[Begin Extracted information]

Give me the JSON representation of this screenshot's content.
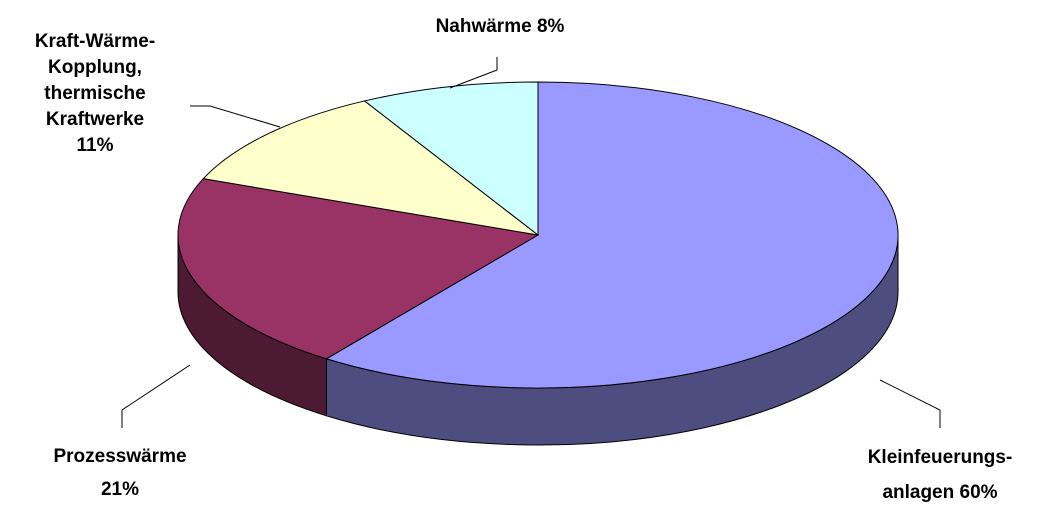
{
  "chart_data": {
    "type": "pie",
    "categories": [
      "Kleinfeuerungs-\nanlagen",
      "Prozesswärme",
      "Kraft-Wärme-\nKopplung,\nthermische\nKraftwerke",
      "Nahwärme"
    ],
    "values": [
      60,
      21,
      11,
      8
    ],
    "value_labels": [
      "60%",
      "21%",
      "11%",
      "8%"
    ],
    "colors": [
      "#9999ff",
      "#993366",
      "#ffffcc",
      "#ccffff"
    ]
  }
}
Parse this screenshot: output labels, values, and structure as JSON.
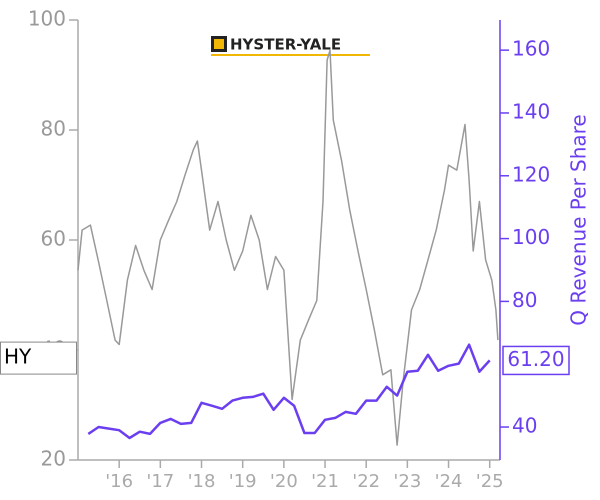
{
  "chart_data": {
    "type": "line",
    "logo": "HYSTER-YALE",
    "xlim": [
      2015.0,
      2025.25
    ],
    "xticks": [
      {
        "value": 2016,
        "label": "'16"
      },
      {
        "value": 2017,
        "label": "'17"
      },
      {
        "value": 2018,
        "label": "'18"
      },
      {
        "value": 2019,
        "label": "'19"
      },
      {
        "value": 2020,
        "label": "'20"
      },
      {
        "value": 2021,
        "label": "'21"
      },
      {
        "value": 2022,
        "label": "'22"
      },
      {
        "value": 2023,
        "label": "'23"
      },
      {
        "value": 2024,
        "label": "'24"
      },
      {
        "value": 2025,
        "label": "'25"
      }
    ],
    "ylim": [
      20,
      100
    ],
    "yticks": [
      20,
      40,
      60,
      80,
      100
    ],
    "y2lim": [
      29.5,
      169.6
    ],
    "y2ticks": [
      40,
      80,
      100,
      120,
      140,
      160
    ],
    "series": [
      {
        "name": "HY",
        "color": "#999999",
        "x": [
          2015.0,
          2015.1,
          2015.3,
          2015.5,
          2015.7,
          2015.9,
          2016.0,
          2016.2,
          2016.4,
          2016.6,
          2016.8,
          2017.0,
          2017.2,
          2017.4,
          2017.6,
          2017.8,
          2017.9,
          2018.0,
          2018.2,
          2018.4,
          2018.6,
          2018.8,
          2019.0,
          2019.2,
          2019.4,
          2019.6,
          2019.8,
          2020.0,
          2020.2,
          2020.4,
          2020.6,
          2020.8,
          2020.95,
          2021.05,
          2021.12,
          2021.2,
          2021.4,
          2021.6,
          2021.8,
          2022.0,
          2022.2,
          2022.4,
          2022.6,
          2022.75,
          2022.9,
          2023.1,
          2023.3,
          2023.5,
          2023.7,
          2023.9,
          2024.0,
          2024.2,
          2024.4,
          2024.5,
          2024.6,
          2024.75,
          2024.9,
          2025.05,
          2025.15,
          2025.2
        ],
        "values": [
          54.5,
          61.8,
          62.7,
          56,
          49,
          41.8,
          41,
          52.7,
          59,
          54.5,
          51,
          60,
          63.6,
          67,
          71.8,
          76.4,
          78,
          72.7,
          61.8,
          67,
          60,
          54.5,
          58,
          64.5,
          60,
          51,
          57,
          54.5,
          31,
          41.8,
          45.5,
          49,
          67,
          92.7,
          94.5,
          81.8,
          74.5,
          65.5,
          58,
          51,
          43.6,
          35.5,
          36.4,
          22.7,
          34.5,
          47.3,
          51,
          56.4,
          61.8,
          69,
          73.6,
          72.7,
          81,
          70.9,
          58,
          67,
          56.4,
          52.7,
          47.3,
          41.8
        ]
      },
      {
        "name": "Q Revenue Per Share",
        "color": "#6b3ff0",
        "axis": "y2",
        "x": [
          2015.25,
          2015.5,
          2015.75,
          2016.0,
          2016.25,
          2016.5,
          2016.75,
          2017.0,
          2017.25,
          2017.5,
          2017.75,
          2018.0,
          2018.25,
          2018.5,
          2018.75,
          2019.0,
          2019.25,
          2019.5,
          2019.75,
          2020.0,
          2020.25,
          2020.5,
          2020.75,
          2021.0,
          2021.25,
          2021.5,
          2021.75,
          2022.0,
          2022.25,
          2022.5,
          2022.75,
          2023.0,
          2023.25,
          2023.5,
          2023.75,
          2024.0,
          2024.25,
          2024.5,
          2024.75,
          2025.0
        ],
        "values": [
          37.8,
          40,
          39.5,
          39,
          36.5,
          38.5,
          37.8,
          41.3,
          42.6,
          41,
          41.3,
          47.7,
          46.8,
          45.8,
          48.4,
          49.3,
          49.6,
          50.6,
          45.5,
          49.3,
          46.8,
          38.1,
          38.1,
          42.3,
          42.9,
          44.8,
          44.2,
          48.4,
          48.4,
          52.8,
          50,
          57.6,
          57.9,
          63,
          57.9,
          59.5,
          60.2,
          66.2,
          57.6,
          61.2
        ],
        "value_labels": [
          null,
          null,
          null,
          null,
          null,
          null,
          null,
          null,
          null,
          null,
          null,
          null,
          null,
          null,
          null,
          null,
          null,
          null,
          null,
          null,
          null,
          null,
          null,
          null,
          null,
          null,
          null,
          null,
          null,
          null,
          null,
          null,
          null,
          null,
          null,
          null,
          null,
          null,
          null,
          "61.20"
        ]
      }
    ]
  }
}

[End Extracted information]

- _To be done_: Using the listing above, gather each line that holds the string "this" and copy it.

- _Correct response_:
Give me the JSON representation of this screenshot's content.
Parse this screenshot: output labels, values, and structure as JSON.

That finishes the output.